* begin SUPPLIED DATA *

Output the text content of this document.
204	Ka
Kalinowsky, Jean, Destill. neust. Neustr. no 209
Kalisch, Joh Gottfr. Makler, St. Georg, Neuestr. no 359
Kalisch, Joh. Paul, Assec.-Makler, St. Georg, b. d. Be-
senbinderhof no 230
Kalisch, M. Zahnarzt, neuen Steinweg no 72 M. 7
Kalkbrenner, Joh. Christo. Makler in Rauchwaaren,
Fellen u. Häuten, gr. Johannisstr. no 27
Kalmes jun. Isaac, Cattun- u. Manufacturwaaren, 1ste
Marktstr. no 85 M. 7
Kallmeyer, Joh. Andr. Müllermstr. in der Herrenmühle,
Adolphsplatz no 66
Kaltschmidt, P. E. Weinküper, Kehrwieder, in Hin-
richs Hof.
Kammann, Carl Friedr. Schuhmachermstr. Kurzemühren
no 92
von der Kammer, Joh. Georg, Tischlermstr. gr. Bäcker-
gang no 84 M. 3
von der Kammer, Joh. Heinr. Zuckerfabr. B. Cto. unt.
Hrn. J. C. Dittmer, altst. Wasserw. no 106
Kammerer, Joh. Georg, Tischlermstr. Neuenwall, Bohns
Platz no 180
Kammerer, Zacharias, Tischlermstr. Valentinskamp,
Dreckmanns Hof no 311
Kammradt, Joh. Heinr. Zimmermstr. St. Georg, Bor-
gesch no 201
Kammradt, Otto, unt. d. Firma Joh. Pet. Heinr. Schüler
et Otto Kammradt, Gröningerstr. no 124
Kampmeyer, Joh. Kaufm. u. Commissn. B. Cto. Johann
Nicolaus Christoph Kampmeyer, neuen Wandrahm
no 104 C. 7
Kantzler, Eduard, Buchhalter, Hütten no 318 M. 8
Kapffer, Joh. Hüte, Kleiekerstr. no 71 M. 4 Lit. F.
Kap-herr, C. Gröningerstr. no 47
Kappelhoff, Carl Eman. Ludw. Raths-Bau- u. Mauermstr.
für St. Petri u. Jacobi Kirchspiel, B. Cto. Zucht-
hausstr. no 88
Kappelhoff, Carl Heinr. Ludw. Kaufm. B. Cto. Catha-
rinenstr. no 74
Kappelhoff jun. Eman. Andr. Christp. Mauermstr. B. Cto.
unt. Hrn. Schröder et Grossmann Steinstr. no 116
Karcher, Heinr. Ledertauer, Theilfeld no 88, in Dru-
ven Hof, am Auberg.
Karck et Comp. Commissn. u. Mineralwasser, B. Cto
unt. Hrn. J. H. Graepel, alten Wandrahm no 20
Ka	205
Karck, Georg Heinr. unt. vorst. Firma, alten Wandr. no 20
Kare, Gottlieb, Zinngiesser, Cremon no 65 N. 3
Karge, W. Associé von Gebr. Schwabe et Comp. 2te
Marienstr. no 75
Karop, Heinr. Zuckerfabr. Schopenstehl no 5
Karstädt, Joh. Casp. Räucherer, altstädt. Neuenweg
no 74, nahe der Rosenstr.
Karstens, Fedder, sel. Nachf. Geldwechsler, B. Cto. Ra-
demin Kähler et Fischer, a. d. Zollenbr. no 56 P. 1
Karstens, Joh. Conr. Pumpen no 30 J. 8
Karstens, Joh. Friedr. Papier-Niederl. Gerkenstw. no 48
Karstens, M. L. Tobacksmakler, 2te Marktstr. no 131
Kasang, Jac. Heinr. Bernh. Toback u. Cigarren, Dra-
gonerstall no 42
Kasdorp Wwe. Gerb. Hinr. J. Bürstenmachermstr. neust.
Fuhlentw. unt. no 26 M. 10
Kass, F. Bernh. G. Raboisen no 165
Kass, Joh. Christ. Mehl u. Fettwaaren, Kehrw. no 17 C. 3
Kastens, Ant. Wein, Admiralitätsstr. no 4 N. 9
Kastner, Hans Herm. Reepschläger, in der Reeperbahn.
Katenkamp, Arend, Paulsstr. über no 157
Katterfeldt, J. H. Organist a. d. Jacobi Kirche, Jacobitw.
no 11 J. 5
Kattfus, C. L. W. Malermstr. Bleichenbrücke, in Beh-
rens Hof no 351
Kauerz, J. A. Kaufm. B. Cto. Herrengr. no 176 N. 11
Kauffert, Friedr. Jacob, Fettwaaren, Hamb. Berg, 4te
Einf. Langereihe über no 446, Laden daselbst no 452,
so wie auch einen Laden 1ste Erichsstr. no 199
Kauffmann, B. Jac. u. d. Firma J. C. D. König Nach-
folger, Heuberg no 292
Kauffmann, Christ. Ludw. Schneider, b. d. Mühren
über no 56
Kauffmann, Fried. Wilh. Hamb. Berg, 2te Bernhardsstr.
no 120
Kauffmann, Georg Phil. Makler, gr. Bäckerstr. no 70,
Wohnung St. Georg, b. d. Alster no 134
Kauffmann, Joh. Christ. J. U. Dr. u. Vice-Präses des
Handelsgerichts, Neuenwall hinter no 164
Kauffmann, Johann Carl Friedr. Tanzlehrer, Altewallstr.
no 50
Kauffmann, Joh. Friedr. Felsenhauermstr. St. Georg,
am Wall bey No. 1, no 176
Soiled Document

* end SUPPLIED DATA *

PROBLEM DETAILS: Select every line in the material above where the string "Otto" occurs, and copy it.

TASK OUTPUT:
Kammradt, Otto, unt. d. Firma Joh. Pet. Heinr. Schüler
et Otto Kammradt, Gröningerstr. no 124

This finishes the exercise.